## Aim
Search the material below for the word "اليوم" and copy every line in which it occurs.

## Supplied data
____________
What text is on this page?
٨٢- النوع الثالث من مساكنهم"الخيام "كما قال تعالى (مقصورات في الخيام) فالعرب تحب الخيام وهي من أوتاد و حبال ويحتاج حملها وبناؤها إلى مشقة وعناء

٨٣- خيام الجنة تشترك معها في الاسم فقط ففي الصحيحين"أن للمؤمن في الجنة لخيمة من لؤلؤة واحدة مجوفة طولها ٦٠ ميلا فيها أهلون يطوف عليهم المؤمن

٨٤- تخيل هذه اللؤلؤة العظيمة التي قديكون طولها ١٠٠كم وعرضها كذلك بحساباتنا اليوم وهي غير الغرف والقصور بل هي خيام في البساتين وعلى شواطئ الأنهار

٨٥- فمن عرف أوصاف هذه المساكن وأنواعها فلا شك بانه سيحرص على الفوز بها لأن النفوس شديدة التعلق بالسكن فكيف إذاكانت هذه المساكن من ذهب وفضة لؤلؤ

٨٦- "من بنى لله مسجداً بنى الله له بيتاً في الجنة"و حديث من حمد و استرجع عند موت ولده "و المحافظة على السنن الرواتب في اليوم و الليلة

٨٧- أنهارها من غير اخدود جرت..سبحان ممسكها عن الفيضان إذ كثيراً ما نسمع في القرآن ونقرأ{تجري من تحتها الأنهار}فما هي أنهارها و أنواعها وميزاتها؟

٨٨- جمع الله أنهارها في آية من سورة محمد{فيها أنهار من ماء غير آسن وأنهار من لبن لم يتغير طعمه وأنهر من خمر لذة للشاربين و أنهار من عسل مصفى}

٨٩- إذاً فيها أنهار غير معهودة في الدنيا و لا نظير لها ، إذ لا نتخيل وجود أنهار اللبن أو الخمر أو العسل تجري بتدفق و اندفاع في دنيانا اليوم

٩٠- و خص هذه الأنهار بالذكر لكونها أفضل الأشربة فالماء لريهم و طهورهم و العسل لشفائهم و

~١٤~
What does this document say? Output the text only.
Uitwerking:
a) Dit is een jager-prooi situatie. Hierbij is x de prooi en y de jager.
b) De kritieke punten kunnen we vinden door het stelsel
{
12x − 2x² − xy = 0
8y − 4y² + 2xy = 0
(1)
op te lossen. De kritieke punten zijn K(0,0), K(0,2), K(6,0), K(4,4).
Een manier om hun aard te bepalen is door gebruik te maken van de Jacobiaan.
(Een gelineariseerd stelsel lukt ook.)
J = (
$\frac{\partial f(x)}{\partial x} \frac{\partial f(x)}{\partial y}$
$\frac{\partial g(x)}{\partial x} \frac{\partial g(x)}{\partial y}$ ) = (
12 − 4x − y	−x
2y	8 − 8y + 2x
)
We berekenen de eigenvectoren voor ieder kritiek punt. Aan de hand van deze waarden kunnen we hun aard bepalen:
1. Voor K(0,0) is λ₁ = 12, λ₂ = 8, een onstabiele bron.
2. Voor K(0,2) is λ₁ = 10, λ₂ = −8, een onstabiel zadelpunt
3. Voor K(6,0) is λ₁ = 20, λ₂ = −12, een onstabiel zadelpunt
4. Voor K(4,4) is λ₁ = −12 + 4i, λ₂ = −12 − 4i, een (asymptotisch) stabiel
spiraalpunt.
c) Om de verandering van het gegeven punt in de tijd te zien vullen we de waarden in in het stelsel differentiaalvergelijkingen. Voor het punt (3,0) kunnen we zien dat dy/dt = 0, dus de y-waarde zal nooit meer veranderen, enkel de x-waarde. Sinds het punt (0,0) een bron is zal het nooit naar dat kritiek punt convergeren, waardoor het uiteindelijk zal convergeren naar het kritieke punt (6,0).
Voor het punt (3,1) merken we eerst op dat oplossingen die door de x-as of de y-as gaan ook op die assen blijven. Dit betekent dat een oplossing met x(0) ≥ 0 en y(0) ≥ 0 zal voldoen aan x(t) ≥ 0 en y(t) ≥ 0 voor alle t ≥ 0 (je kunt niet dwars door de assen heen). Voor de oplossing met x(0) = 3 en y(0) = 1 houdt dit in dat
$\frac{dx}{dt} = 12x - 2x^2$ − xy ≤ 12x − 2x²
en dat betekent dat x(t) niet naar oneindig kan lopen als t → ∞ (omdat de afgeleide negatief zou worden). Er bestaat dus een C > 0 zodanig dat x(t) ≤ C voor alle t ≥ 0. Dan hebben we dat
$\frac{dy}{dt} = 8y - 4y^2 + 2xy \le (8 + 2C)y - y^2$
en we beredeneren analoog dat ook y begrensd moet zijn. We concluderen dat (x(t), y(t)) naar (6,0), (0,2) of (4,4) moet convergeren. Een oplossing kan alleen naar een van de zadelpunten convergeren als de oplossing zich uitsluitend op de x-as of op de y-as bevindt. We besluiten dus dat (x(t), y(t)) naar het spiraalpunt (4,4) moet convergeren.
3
____________
## Finished exercise
٨٤- تخيل هذه اللؤلؤة العظيمة التي قديكون طولها ١٠٠كم وعرضها كذلك بحساباتنا اليوم وهي غير الغرف والقصور بل هي خيام في البساتين وعلى شواطئ الأنهار
٨٦- "من بنى لله مسجداً بنى الله له بيتاً في الجنة"و حديث من حمد و استرجع عند موت ولده "و المحافظة على السنن الرواتب في اليوم و الليلة
٨٩- إذاً فيها أنهار غير معهودة في الدنيا و لا نظير لها ، إذ لا نتخيل وجود أنهار اللبن أو الخمر أو العسل تجري بتدفق و اندفاع في دنيانا اليوم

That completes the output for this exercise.